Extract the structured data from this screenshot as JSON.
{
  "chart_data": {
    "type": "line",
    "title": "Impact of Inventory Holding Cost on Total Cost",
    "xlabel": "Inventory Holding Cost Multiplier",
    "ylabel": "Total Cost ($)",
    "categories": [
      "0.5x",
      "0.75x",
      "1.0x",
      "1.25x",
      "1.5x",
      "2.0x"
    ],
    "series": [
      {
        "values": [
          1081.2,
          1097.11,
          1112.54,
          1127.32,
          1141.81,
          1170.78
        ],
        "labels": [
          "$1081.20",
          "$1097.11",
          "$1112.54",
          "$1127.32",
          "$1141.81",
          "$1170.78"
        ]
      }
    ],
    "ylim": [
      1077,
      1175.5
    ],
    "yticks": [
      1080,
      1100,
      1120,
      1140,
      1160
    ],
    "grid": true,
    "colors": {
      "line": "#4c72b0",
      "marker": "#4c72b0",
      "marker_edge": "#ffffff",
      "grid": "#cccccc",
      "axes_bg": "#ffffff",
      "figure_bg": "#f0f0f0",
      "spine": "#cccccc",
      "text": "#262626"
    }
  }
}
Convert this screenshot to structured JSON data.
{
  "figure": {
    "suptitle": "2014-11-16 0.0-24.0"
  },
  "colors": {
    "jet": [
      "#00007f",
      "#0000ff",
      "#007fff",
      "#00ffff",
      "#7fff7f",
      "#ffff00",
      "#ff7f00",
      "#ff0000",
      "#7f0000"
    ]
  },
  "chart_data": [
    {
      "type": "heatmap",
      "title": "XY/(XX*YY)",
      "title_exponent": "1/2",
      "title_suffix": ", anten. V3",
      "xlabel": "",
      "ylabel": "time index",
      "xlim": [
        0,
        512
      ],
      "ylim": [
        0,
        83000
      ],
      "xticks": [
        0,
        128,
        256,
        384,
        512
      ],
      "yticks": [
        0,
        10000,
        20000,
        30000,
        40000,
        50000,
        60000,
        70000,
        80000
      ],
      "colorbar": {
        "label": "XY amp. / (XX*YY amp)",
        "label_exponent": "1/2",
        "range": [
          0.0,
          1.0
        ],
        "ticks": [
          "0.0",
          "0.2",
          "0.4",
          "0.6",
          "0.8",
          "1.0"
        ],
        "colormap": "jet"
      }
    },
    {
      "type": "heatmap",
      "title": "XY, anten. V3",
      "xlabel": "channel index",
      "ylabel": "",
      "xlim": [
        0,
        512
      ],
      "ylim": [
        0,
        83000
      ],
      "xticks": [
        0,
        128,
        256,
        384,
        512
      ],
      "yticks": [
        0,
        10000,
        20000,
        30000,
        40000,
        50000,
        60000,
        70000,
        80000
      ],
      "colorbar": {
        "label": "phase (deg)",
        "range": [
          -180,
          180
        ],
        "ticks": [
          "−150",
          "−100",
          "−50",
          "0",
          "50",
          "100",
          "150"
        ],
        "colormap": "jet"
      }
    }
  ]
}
********
## Problem
Show all lines in the entries above where the string "Holding" appears.

## Exercise result
    "title": "Impact of Inventory Holding Cost on Total Cost",
    "xlabel": "Inventory Holding Cost Multiplier",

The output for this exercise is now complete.